* [PROVIDED ENTRIES]:
____

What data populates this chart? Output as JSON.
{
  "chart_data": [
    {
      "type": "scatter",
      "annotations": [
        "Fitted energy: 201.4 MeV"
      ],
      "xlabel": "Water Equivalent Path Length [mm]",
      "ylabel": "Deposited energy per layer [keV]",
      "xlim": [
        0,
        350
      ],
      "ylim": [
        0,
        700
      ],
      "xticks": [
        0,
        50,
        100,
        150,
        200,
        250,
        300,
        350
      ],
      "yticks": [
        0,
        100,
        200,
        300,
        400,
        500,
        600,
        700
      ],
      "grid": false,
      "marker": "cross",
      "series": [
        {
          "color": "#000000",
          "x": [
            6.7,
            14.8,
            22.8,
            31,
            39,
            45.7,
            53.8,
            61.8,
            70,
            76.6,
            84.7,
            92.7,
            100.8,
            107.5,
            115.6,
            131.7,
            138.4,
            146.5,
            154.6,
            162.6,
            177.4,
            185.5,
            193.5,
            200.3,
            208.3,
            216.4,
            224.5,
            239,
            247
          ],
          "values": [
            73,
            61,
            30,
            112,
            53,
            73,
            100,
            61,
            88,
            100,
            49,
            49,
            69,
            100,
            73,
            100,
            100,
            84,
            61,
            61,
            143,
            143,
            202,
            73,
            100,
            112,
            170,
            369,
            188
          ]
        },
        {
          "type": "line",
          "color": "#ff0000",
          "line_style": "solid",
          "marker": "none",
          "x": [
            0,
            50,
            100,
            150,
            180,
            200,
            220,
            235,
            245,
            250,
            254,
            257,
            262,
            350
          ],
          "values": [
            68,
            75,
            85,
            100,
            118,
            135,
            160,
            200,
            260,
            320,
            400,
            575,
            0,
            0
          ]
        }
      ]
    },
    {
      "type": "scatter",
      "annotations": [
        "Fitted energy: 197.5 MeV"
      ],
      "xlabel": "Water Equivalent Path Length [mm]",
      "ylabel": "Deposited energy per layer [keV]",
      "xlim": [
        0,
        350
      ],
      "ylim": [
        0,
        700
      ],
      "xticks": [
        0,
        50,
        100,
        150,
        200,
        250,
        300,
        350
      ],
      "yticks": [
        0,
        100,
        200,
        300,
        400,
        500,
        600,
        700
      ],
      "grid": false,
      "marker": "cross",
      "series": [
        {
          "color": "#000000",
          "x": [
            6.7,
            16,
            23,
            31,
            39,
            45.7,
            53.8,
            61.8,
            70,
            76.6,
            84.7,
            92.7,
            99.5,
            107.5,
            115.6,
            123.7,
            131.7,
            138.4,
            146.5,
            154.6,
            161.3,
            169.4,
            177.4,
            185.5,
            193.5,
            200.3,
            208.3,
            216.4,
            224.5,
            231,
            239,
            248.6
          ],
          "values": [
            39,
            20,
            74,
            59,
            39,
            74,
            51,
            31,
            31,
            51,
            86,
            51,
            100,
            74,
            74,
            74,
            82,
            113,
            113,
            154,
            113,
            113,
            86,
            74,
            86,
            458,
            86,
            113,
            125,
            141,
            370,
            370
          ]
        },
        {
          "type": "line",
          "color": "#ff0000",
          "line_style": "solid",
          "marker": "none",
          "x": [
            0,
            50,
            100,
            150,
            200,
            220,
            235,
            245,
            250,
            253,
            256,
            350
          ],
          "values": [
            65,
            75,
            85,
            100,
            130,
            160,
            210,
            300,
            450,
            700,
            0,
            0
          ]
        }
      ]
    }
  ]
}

____

* [DIRECTIONS]: Filter out every line that lacks the word "Fitted", and copy the rest.

* [ANSWER TO THE TASK]:
        "Fitted energy: 201.4 MeV"
        "Fitted energy: 197.5 MeV"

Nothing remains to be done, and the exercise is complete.